■ **Exercise aim**
Pictures do not belong in the copy, so please give every entry below again exactly.
## Begin
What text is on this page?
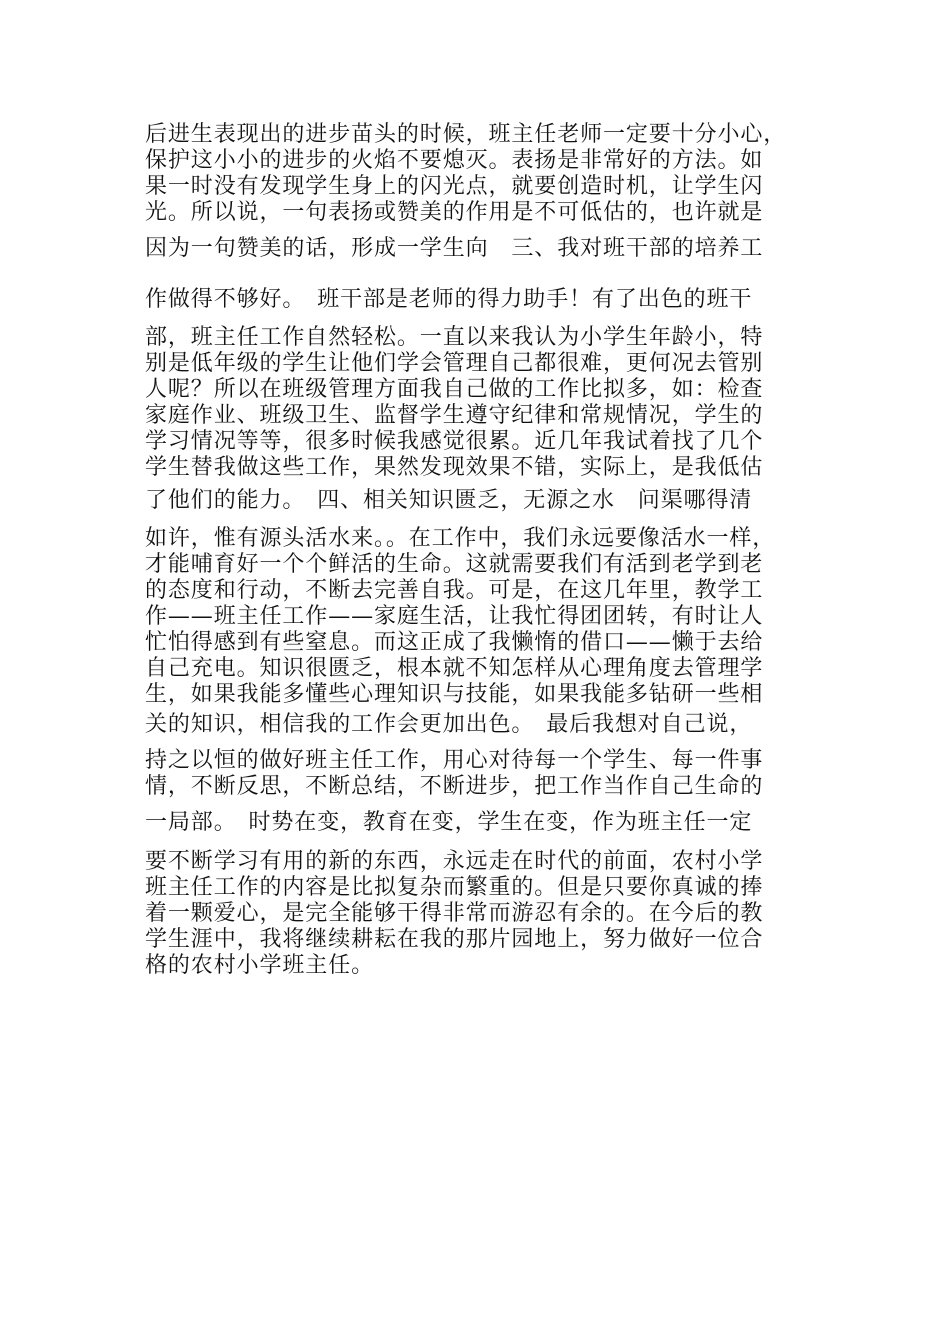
后进生表现出的进步苗头的时候，班主任老师一定要十分小心，
保护这小小的进步的火焰不要熄灭。表扬是非常好的方法。如
果一时没有发现学生身上的闪光点，就要创造时机，让学生闪
光。所以说，一句表扬或赞美的作用是不可低估的，也许就是
因为一句赞美的话，形成一学生向　三、我对班干部的培养工
作做得不够好。　班干部是老师的得力助手！有了出色的班干
部，班主任工作自然轻松。一直以来我认为小学生年龄小，特
别是低年级的学生让他们学会管理自己都很难，更何况去管别
人呢？所以在班级管理方面我自己做的工作比拟多，如：检查
家庭作业、班级卫生、监督学生遵守纪律和常规情况，学生的
学习情况等等，很多时候我感觉很累。近几年我试着找了几个
学生替我做这些工作，果然发现效果不错，实际上，是我低估
了他们的能力。　四、相关知识匮乏，无源之水　问渠哪得清
如许，惟有源头活水来。。在工作中，我们永远要像活水一样，
才能哺育好一个个鲜活的生命。这就需要我们有活到老学到老
的态度和行动，不断去完善自我。可是，在这几年里，教学工
作——班主任工作——家庭生活，让我忙得团团转，有时让人
忙怕得感到有些窒息。而这正成了我懒惰的借口——懒于去给
自己充电。知识很匮乏，根本就不知怎样从心理角度去管理学
生，如果我能多懂些心理知识与技能，如果我能多钻研一些相
关的知识，相信我的工作会更加出色。　最后我想对自己说，
持之以恒的做好班主任工作，用心对待每一个学生、每一件事
情，不断反思，不断总结，不断进步，把工作当作自己生命的
一局部。　时势在变，教育在变，学生在变，作为班主任一定
要不断学习有用的新的东西，永远走在时代的前面，农村小学
班主任工作的内容是比拟复杂而繁重的。但是只要你真诚的捧
着一颗爱心，是完全能够干得非常而游忍有余的。在今后的教
学生涯中，我将继续耕耘在我的那片园地上，努力做好一位合
格的农村小学班主任。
## End
■ **Written solution**
What text is on this page?
后进生表现出的进步苗头的时候，班主任老师一定要十分小心，
保护这小小的进步的火焰不要熄灭。表扬是非常好的方法。如
果一时没有发现学生身上的闪光点，就要创造时机，让学生闪
光。所以说，一句表扬或赞美的作用是不可低估的，也许就是
因为一句赞美的话，形成一学生向　三、我对班干部的培养工
作做得不够好。　班干部是老师的得力助手！有了出色的班干
部，班主任工作自然轻松。一直以来我认为小学生年龄小，特
别是低年级的学生让他们学会管理自己都很难，更何况去管别
人呢？所以在班级管理方面我自己做的工作比拟多，如：检查
家庭作业、班级卫生、监督学生遵守纪律和常规情况，学生的
学习情况等等，很多时候我感觉很累。近几年我试着找了几个
学生替我做这些工作，果然发现效果不错，实际上，是我低估
了他们的能力。　四、相关知识匮乏，无源之水　问渠哪得清
如许，惟有源头活水来。。在工作中，我们永远要像活水一样，
才能哺育好一个个鲜活的生命。这就需要我们有活到老学到老
的态度和行动，不断去完善自我。可是，在这几年里，教学工
作——班主任工作——家庭生活，让我忙得团团转，有时让人
忙怕得感到有些窒息。而这正成了我懒惰的借口——懒于去给
自己充电。知识很匮乏，根本就不知怎样从心理角度去管理学
生，如果我能多懂些心理知识与技能，如果我能多钻研一些相
关的知识，相信我的工作会更加出色。　最后我想对自己说，
持之以恒的做好班主任工作，用心对待每一个学生、每一件事
情，不断反思，不断总结，不断进步，把工作当作自己生命的
一局部。　时势在变，教育在变，学生在变，作为班主任一定
要不断学习有用的新的东西，永远走在时代的前面，农村小学
班主任工作的内容是比拟复杂而繁重的。但是只要你真诚的捧
着一颗爱心，是完全能够干得非常而游忍有余的。在今后的教
学生涯中，我将继续耕耘在我的那片园地上，努力做好一位合
格的农村小学班主任。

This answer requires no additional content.